Requirements: Assemble all lines in which the string "title" appears.

Input records:
··········
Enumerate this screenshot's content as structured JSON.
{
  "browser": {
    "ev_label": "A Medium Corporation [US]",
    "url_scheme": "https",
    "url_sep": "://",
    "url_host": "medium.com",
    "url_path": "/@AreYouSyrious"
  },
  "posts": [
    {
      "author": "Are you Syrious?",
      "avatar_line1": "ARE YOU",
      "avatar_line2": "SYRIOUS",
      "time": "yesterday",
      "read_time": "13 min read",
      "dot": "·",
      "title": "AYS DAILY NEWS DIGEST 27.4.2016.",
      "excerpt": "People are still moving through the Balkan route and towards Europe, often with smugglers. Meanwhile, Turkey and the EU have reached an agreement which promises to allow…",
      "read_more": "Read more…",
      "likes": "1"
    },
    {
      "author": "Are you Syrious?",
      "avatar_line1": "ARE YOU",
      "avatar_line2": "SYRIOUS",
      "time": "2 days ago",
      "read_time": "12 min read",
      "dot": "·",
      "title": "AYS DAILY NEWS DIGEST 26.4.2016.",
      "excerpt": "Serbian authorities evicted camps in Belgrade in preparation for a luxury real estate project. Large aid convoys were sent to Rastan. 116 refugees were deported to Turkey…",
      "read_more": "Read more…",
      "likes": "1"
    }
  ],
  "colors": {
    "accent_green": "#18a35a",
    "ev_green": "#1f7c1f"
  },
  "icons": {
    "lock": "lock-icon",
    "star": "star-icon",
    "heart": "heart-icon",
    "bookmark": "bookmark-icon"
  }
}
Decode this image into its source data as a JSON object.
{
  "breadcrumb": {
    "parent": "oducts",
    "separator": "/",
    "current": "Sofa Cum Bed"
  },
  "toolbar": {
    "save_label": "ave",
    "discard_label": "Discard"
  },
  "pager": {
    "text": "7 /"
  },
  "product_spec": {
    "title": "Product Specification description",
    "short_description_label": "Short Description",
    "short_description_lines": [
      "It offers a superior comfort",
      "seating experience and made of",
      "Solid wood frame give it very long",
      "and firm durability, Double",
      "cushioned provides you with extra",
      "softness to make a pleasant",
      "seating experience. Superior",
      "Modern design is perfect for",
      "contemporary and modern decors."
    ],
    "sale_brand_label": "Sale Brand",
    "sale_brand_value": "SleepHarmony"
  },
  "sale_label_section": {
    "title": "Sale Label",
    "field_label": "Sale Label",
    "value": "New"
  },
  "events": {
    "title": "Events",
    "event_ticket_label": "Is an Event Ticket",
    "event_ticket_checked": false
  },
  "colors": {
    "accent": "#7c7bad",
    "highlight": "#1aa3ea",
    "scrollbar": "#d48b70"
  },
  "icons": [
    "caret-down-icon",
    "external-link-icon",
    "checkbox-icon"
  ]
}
··········
Solution to the exercise:
      "title": "AYS DAILY NEWS DIGEST 27.4.2016.",
      "title": "AYS DAILY NEWS DIGEST 26.4.2016.",
    "title": "Product Specification description",
    "title": "Sale Label",
    "title": "Events",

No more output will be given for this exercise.